** Text provided follows **
Alzheimer’s disease is an epidemic in America today and taking a growing toll financially and emotionally, but there’s also new hope among scientists who are searching for a cure.
Keith Fargo, director of scientific programs and outreach for the nonprofit Alzheimer’s Association, came from Chicago to speak in Bozeman on Thursday and Friday. He invited people to join the fight.
“Ultimately, the way to end Alzheimer’s is through science,” Fargo told an audience of about 50 people at Montana State University.
And what science needs is volunteers to participate in more than 250 clinical studies, he said. The Alzheimer’s Association created the TrialMatch online matching service (alz.org/TrialMatch), so that people with dementia, caregivers and healthy volunteers can be matched with studies that fit their situation. A quarter-million people have signed up.
“Alzheimer’s is not normal aging,” Fargo stressed. Age is a risk factor, just as it is for heart attack or cancer.
Today 5.7 million Americans are living with Alzheimer’s and other dementia. By 2050 that’s expected to grow to nearly 14 million.
Alzheimer’s is the No. 6 cause of death for all Americans. From 2000 to 2015, Alzheimer’s deaths increased by 123 percent, while deaths from other major diseases – breast cancer, heart disease, stroke and HIV – decreased.
Though 16 million Americans provide free care for family members, Alzheimer’s is still very expensive. In 2018 it will cost the United States $277 billion, and that’s expected to balloon to more than $1 trillion.
“We’re paying that through our taxes” for Medicare and Medicaid, he said. “It’s going to get worse.”
Virtually everyone has some cognitive decline as they age – our brain’s processing power peaks at age 27. It becomes harder to remember names or where the car is parked.
Dementia is a set of symptoms – loss of memory, judgment, decision-making and orientation in time and place – bad enough to interfere with everyday life. For most people with dementia, Alzheimer’s is the cause.
The good news is that scientists have made progress in detecting the disease earlier and many are striving to find a cure.
** End of Text provided **
Aim of the exercise.
Please continue the Alzheimer's article from where it stops. The lines that come next have no connection to the Alzheimer's article.
** Extracted information follows **
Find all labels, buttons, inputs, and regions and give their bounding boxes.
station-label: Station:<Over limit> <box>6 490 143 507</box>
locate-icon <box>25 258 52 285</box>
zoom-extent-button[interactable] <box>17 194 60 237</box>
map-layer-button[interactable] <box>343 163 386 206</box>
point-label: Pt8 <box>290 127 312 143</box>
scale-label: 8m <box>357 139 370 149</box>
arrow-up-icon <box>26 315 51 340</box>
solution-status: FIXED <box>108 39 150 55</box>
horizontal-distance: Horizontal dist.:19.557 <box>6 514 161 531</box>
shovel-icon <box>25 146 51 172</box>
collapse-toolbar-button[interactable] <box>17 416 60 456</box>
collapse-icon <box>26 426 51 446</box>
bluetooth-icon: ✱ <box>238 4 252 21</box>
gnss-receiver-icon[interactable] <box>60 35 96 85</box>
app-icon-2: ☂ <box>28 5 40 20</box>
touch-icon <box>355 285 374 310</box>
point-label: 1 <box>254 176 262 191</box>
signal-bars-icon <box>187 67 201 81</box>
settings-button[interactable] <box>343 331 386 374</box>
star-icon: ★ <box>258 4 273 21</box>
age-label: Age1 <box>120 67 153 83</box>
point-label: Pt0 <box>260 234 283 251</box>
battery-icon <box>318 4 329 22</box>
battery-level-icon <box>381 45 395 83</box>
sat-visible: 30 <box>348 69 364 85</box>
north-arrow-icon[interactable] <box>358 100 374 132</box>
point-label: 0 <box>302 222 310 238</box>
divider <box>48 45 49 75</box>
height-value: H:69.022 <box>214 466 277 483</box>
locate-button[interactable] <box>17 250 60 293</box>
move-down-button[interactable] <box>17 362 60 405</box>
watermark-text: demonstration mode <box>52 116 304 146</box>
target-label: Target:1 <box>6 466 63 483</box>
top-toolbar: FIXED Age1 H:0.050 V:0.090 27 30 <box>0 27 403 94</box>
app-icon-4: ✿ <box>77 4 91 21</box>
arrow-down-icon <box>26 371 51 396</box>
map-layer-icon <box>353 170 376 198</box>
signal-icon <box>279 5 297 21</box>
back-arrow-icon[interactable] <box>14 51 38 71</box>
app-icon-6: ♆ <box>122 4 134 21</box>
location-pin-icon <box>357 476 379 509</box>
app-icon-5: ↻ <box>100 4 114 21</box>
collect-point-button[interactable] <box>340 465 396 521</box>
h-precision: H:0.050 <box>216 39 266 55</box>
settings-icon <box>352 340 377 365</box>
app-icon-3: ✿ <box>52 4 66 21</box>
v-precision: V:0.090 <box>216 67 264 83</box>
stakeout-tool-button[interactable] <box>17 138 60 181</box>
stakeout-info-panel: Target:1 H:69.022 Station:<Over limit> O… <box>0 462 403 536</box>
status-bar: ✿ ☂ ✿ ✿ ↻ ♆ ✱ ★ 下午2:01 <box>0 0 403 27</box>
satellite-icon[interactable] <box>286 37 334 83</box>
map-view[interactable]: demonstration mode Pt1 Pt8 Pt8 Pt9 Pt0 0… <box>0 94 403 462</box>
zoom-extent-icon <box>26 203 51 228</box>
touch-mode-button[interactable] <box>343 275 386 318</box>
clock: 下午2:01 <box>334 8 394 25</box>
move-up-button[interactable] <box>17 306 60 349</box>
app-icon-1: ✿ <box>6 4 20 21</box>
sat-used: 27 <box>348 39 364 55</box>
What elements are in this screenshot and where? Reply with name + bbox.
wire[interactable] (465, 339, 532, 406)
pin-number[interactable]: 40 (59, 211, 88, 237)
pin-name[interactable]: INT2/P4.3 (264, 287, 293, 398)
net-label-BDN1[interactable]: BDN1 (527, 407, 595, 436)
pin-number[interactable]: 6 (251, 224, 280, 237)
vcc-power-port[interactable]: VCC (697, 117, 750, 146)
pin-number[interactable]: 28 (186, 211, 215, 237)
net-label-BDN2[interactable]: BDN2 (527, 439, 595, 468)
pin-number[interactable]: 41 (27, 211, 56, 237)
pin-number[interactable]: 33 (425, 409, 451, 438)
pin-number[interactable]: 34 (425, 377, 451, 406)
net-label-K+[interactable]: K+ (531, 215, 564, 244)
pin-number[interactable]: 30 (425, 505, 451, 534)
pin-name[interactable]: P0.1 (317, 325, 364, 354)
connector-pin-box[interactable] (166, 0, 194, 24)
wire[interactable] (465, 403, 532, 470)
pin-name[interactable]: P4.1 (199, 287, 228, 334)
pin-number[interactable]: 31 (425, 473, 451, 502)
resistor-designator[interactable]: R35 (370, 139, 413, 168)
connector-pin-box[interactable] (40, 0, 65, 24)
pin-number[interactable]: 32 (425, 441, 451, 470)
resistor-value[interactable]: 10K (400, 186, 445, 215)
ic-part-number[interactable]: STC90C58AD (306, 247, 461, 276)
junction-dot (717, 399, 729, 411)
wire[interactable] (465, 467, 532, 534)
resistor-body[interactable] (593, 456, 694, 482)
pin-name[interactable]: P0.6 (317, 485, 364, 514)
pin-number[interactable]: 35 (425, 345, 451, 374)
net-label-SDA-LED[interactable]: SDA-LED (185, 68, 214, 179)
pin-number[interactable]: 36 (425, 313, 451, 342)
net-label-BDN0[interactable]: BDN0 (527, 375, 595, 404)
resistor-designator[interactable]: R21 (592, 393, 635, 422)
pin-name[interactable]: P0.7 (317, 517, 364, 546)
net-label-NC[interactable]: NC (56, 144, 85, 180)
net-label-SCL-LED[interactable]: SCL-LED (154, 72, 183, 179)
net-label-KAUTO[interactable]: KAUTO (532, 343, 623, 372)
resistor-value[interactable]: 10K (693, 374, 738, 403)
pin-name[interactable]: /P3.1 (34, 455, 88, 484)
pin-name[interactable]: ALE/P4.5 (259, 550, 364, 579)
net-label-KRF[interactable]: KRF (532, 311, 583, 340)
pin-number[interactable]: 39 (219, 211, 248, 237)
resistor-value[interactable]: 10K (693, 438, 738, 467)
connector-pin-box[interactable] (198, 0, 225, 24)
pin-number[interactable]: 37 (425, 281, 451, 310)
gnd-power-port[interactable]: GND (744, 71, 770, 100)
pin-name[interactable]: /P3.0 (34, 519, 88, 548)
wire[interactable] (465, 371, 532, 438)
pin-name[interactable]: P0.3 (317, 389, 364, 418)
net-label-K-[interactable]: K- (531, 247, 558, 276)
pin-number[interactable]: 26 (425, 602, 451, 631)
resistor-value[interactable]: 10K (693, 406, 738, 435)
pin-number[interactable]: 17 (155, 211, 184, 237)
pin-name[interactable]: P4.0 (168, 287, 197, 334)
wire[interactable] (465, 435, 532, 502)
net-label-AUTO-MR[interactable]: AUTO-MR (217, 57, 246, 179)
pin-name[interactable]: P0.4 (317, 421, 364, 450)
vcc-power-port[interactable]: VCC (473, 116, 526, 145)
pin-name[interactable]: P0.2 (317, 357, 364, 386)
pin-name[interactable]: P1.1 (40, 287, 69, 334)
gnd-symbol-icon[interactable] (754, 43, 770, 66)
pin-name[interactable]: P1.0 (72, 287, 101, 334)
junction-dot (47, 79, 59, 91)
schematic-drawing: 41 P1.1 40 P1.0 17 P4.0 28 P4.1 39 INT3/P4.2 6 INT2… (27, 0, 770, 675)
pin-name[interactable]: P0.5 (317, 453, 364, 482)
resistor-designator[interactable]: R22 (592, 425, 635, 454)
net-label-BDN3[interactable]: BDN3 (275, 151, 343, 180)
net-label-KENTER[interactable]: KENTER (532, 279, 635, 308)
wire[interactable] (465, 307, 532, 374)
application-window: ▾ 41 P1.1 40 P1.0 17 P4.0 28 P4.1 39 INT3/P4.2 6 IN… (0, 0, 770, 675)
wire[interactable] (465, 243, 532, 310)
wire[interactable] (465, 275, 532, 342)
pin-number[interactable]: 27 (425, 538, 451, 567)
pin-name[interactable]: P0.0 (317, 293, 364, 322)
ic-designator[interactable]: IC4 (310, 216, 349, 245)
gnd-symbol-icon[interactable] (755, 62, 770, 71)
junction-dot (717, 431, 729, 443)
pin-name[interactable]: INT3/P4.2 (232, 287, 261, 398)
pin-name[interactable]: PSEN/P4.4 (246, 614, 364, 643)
** End of Extracted information **
Answer.
In the bad old days, Fargo said, the only way to tell if someone had Alzheimer’s was to do an autopsy after death to look for the three hallmarks – plaques and tangles in the brain and shrunken brain tissue.
Then about 15 years ago, a University of Pittsburgh scientist, Bill Klunk, proposed a new way of imaging plaques in the brains of living patients. He failed to win a federal grant, but the Alzheimer’s Association funded his research. His new PET scan method worked, and it was “a world changer,” Fargo said.
Researchers discovered that the disease typically starts 20 years before symptoms appear. That creates a big window of opportunity, Fargo said. Now scientists can try new treatments before major damage has been done.
So far, the FDA has approved two drugs, Aricept and Namenda, to slow worsening symptoms. But they only work in about half the population, and only for six to 12 months.
Fargo said factors that appear to protect brains from Alzheimer’s include high levels of education, regular sweat-inducing exercise, eating a heart-healthy diet and keeping engaged socially. Risk factors include diabetes, smoking, drinking too much and being isolated.
“A healthy lifestyle is your first line of defense,” Fargo said.
The Alzheimer’s Association has collected tips on its website as “10 Ways to Love Your Brain.” The Alzheimer’s Association also operates a 24-hour help line for caregivers and patients (800-272-3900).